Data entries ->
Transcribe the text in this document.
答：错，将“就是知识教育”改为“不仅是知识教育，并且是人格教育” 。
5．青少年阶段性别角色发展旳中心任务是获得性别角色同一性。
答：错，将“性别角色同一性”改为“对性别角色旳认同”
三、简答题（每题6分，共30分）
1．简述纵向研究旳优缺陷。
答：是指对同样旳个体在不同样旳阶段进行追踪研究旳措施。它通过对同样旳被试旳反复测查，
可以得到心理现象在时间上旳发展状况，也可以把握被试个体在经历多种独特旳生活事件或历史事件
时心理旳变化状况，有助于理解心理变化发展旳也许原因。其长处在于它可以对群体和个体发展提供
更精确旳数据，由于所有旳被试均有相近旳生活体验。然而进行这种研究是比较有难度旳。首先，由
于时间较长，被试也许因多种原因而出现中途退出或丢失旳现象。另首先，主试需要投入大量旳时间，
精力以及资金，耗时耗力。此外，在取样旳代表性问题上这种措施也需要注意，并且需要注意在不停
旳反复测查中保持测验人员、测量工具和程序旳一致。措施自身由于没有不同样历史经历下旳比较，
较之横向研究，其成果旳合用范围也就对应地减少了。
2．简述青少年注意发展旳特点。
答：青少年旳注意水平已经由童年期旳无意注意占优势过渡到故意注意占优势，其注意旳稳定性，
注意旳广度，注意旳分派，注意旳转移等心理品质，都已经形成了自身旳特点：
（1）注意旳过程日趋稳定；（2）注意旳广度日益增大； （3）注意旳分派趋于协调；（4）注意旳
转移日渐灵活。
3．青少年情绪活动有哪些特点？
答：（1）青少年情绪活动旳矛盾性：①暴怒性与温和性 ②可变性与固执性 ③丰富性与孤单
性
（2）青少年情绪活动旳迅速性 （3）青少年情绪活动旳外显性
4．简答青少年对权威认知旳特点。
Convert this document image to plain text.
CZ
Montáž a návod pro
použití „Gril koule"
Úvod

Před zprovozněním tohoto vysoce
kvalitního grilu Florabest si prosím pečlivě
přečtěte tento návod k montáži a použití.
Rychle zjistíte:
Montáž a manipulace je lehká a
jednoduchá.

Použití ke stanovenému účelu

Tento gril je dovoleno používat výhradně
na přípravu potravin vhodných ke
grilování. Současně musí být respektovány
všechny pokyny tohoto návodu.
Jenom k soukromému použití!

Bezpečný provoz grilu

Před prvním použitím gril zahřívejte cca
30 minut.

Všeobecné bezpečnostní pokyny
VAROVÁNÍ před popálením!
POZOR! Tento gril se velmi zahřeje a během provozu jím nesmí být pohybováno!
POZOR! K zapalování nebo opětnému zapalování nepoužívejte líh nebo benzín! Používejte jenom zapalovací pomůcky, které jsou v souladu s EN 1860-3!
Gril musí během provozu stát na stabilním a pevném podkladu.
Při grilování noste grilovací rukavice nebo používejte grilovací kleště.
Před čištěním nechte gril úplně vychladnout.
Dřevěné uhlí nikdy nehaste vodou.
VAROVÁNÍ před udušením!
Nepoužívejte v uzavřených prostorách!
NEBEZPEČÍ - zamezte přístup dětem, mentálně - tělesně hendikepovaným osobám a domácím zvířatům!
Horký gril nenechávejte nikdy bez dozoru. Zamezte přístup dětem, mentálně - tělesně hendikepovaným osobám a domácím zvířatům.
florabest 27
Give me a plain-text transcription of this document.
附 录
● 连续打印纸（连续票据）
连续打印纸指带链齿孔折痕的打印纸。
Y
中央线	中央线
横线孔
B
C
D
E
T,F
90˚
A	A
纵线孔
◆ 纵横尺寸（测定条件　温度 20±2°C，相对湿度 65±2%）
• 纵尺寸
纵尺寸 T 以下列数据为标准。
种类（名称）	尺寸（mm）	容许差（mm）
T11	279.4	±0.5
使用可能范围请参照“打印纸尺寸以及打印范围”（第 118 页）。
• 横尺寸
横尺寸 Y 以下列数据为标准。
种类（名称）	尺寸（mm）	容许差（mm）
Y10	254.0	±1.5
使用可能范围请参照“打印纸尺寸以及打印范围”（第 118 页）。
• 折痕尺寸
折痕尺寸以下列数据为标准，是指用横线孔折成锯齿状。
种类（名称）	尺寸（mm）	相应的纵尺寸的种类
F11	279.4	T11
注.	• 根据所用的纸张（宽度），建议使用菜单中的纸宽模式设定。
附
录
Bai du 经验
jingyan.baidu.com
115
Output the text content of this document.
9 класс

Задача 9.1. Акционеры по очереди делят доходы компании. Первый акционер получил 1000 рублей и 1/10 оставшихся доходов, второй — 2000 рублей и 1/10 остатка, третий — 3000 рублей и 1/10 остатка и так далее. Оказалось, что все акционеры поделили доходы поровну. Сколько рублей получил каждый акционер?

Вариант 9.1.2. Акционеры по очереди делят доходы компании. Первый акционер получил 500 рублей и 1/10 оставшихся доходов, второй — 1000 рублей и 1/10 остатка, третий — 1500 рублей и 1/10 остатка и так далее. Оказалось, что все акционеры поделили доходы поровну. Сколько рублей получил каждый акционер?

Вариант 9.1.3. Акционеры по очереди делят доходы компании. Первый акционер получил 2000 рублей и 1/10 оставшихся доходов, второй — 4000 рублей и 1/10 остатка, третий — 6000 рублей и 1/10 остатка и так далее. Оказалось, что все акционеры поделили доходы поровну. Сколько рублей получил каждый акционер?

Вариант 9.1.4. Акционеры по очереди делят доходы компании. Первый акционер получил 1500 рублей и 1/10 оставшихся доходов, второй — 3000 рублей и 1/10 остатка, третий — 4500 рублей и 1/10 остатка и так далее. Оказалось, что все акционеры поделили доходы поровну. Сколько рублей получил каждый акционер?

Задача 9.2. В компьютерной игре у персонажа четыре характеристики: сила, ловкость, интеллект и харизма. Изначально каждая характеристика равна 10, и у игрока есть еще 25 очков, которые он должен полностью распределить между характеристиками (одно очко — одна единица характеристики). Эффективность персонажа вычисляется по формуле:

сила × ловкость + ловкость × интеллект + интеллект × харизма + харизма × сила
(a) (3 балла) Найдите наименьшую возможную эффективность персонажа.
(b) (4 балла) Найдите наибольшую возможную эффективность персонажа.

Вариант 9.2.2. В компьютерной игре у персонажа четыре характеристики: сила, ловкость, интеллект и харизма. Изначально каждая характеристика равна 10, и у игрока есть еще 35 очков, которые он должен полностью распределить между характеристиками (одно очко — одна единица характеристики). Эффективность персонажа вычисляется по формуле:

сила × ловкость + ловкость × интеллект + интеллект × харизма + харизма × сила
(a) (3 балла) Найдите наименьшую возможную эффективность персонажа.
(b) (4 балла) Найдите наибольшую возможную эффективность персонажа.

Task objective -> Output all records verbatim.

Task response ->
Transcribe the text in this document.
答：错，将“就是知识教育”改为“不仅是知识教育，并且是人格教育” 。
5．青少年阶段性别角色发展旳中心任务是获得性别角色同一性。
答：错，将“性别角色同一性”改为“对性别角色旳认同”
三、简答题（每题6分，共30分）
1．简述纵向研究旳优缺陷。
答：是指对同样旳个体在不同样旳阶段进行追踪研究旳措施。它通过对同样旳被试旳反复测查，
可以得到心理现象在时间上旳发展状况，也可以把握被试个体在经历多种独特旳生活事件或历史事件
时心理旳变化状况，有助于理解心理变化发展旳也许原因。其长处在于它可以对群体和个体发展提供
更精确旳数据，由于所有旳被试均有相近旳生活体验。然而进行这种研究是比较有难度旳。首先，由
于时间较长，被试也许因多种原因而出现中途退出或丢失旳现象。另首先，主试需要投入大量旳时间，
精力以及资金，耗时耗力。此外，在取样旳代表性问题上这种措施也需要注意，并且需要注意在不停
旳反复测查中保持测验人员、测量工具和程序旳一致。措施自身由于没有不同样历史经历下旳比较，
较之横向研究，其成果旳合用范围也就对应地减少了。
2．简述青少年注意发展旳特点。
答：青少年旳注意水平已经由童年期旳无意注意占优势过渡到故意注意占优势，其注意旳稳定性，
注意旳广度，注意旳分派，注意旳转移等心理品质，都已经形成了自身旳特点：
（1）注意旳过程日趋稳定；（2）注意旳广度日益增大； （3）注意旳分派趋于协调；（4）注意旳
转移日渐灵活。
3．青少年情绪活动有哪些特点？
答：（1）青少年情绪活动旳矛盾性：①暴怒性与温和性 ②可变性与固执性 ③丰富性与孤单
性
（2）青少年情绪活动旳迅速性 （3）青少年情绪活动旳外显性
4．简答青少年对权威认知旳特点。
Convert this document image to plain text.
CZ
Montáž a návod pro
použití „Gril koule"
Úvod

Před zprovozněním tohoto vysoce
kvalitního grilu Florabest si prosím pečlivě
přečtěte tento návod k montáži a použití.
Rychle zjistíte:
Montáž a manipulace je lehká a
jednoduchá.

Použití ke stanovenému účelu

Tento gril je dovoleno používat výhradně
na přípravu potravin vhodných ke
grilování. Současně musí být respektovány
všechny pokyny tohoto návodu.
Jenom k soukromému použití!

Bezpečný provoz grilu

Před prvním použitím gril zahřívejte cca
30 minut.

Všeobecné bezpečnostní pokyny
VAROVÁNÍ před popálením!
POZOR! Tento gril se velmi zahřeje a během provozu jím nesmí být pohybováno!
POZOR! K zapalování nebo opětnému zapalování nepoužívejte líh nebo benzín! Používejte jenom zapalovací pomůcky, které jsou v souladu s EN 1860-3!
Gril musí během provozu stát na stabilním a pevném podkladu.
Při grilování noste grilovací rukavice nebo používejte grilovací kleště.
Před čištěním nechte gril úplně vychladnout.
Dřevěné uhlí nikdy nehaste vodou.
VAROVÁNÍ před udušením!
Nepoužívejte v uzavřených prostorách!
NEBEZPEČÍ - zamezte přístup dětem, mentálně - tělesně hendikepovaným osobám a domácím zvířatům!
Horký gril nenechávejte nikdy bez dozoru. Zamezte přístup dětem, mentálně - tělesně hendikepovaným osobám a domácím zvířatům.
florabest 27
Give me a plain-text transcription of this document.
附 录
● 连续打印纸（连续票据）
连续打印纸指带链齿孔折痕的打印纸。
Y
中央线	中央线
横线孔
B
C
D
E
T,F
90˚
A	A
纵线孔
◆ 纵横尺寸（测定条件　温度 20±2°C，相对湿度 65±2%）
• 纵尺寸
纵尺寸 T 以下列数据为标准。
种类（名称）	尺寸（mm）	容许差（mm）
T11	279.4	±0.5
使用可能范围请参照“打印纸尺寸以及打印范围”（第 118 页）。
• 横尺寸
横尺寸 Y 以下列数据为标准。
种类（名称）	尺寸（mm）	容许差（mm）
Y10	254.0	±1.5
使用可能范围请参照“打印纸尺寸以及打印范围”（第 118 页）。
• 折痕尺寸
折痕尺寸以下列数据为标准，是指用横线孔折成锯齿状。
种类（名称）	尺寸（mm）	相应的纵尺寸的种类
F11	279.4	T11
注.	• 根据所用的纸张（宽度），建议使用菜单中的纸宽模式设定。
附
录
Bai du 经验
jingyan.baidu.com
115
Output the text content of this document.
9 класс

Задача 9.1. Акционеры по очереди делят доходы компании. Первый акционер получил 1000 рублей и 1/10 оставшихся доходов, второй — 2000 рублей и 1/10 остатка, третий — 3000 рублей и 1/10 остатка и так далее. Оказалось, что все акционеры поделили доходы поровну. Сколько рублей получил каждый акционер?

Вариант 9.1.2. Акционеры по очереди делят доходы компании. Первый акционер получил 500 рублей и 1/10 оставшихся доходов, второй — 1000 рублей и 1/10 остатка, третий — 1500 рублей и 1/10 остатка и так далее. Оказалось, что все акционеры поделили доходы поровну. Сколько рублей получил каждый акционер?

Вариант 9.1.3. Акционеры по очереди делят доходы компании. Первый акционер получил 2000 рублей и 1/10 оставшихся доходов, второй — 4000 рублей и 1/10 остатка, третий — 6000 рублей и 1/10 остатка и так далее. Оказалось, что все акционеры поделили доходы поровну. Сколько рублей получил каждый акционер?

Вариант 9.1.4. Акционеры по очереди делят доходы компании. Первый акционер получил 1500 рублей и 1/10 оставшихся доходов, второй — 3000 рублей и 1/10 остатка, третий — 4500 рублей и 1/10 остатка и так далее. Оказалось, что все акционеры поделили доходы поровну. Сколько рублей получил каждый акционер?

Задача 9.2. В компьютерной игре у персонажа четыре характеристики: сила, ловкость, интеллект и харизма. Изначально каждая характеристика равна 10, и у игрока есть еще 25 очков, которые он должен полностью распределить между характеристиками (одно очко — одна единица характеристики). Эффективность персонажа вычисляется по формуле:

сила × ловкость + ловкость × интеллект + интеллект × харизма + харизма × сила
(a) (3 балла) Найдите наименьшую возможную эффективность персонажа.
(b) (4 балла) Найдите наибольшую возможную эффективность персонажа.

Вариант 9.2.2. В компьютерной игре у персонажа четыре характеристики: сила, ловкость, интеллект и харизма. Изначально каждая характеристика равна 10, и у игрока есть еще 35 очков, которые он должен полностью распределить между характеристиками (одно очко — одна единица характеристики). Эффективность персонажа вычисляется по формуле:

сила × ловкость + ловкость × интеллект + интеллект × харизма + харизма × сила
(a) (3 балла) Найдите наименьшую возможную эффективность персонажа.
(b) (4 балла) Найдите наибольшую возможную эффективность персонажа.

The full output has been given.